Records from a data collection

-----

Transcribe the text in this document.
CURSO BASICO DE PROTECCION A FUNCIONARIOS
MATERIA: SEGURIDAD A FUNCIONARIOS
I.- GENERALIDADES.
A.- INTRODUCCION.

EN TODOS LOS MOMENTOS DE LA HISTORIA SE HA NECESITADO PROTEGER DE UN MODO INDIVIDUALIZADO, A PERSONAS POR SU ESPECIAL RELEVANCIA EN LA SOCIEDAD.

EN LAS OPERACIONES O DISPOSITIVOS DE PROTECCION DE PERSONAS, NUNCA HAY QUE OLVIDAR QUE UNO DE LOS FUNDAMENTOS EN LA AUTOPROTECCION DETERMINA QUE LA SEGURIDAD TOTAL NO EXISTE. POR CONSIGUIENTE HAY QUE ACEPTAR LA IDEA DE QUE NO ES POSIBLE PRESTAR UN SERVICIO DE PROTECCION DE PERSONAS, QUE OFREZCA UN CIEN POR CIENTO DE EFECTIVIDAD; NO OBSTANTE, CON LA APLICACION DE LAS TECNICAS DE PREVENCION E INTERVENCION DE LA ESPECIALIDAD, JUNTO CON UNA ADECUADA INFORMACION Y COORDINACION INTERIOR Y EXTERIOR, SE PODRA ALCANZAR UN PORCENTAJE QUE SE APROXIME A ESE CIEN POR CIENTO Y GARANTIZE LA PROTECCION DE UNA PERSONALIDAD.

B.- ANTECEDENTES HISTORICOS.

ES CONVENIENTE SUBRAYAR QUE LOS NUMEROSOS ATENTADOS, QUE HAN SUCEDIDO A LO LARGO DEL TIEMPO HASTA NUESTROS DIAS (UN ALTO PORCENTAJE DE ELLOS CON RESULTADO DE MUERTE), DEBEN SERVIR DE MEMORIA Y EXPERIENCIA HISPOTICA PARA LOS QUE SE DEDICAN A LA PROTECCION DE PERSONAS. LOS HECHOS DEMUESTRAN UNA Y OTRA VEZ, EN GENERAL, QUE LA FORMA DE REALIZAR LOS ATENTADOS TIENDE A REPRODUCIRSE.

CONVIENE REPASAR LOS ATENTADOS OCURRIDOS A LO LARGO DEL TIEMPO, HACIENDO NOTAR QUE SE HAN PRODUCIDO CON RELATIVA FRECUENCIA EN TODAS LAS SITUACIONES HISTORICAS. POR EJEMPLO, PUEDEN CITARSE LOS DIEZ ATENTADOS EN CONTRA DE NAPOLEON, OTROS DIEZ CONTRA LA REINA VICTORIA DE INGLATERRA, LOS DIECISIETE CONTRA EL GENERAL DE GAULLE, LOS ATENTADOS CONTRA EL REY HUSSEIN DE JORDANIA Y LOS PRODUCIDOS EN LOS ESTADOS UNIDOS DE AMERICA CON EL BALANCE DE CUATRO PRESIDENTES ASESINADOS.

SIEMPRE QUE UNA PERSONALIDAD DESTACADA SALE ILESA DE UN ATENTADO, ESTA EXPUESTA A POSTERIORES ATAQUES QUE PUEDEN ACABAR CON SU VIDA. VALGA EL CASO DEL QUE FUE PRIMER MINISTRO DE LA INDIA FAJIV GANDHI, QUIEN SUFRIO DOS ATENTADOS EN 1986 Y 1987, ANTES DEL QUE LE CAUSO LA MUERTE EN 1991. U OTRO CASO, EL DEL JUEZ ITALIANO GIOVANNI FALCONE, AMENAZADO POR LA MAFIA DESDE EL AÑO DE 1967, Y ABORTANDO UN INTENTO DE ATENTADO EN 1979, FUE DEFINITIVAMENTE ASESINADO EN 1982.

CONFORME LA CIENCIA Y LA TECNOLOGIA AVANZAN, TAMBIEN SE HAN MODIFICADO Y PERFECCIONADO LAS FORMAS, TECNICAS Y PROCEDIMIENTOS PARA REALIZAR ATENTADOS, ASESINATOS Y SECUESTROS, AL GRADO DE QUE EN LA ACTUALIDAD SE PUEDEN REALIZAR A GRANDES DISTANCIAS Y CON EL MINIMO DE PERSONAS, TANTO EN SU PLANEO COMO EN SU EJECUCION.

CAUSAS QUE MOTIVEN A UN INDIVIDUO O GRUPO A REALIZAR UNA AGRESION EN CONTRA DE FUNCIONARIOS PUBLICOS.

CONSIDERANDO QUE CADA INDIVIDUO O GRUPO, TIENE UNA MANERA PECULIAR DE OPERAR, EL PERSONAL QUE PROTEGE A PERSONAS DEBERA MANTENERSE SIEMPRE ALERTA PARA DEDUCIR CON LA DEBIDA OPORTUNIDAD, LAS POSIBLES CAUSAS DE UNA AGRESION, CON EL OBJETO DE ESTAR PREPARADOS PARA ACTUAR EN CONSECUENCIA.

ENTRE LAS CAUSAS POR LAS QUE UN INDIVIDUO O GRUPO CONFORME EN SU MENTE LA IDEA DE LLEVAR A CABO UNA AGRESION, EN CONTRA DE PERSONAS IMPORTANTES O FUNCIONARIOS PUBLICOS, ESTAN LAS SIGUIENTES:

-----

**What to work on:**
Count the lines of the material that include the word "SIEMPRE", then report only the total.

**Exercise answer:**
2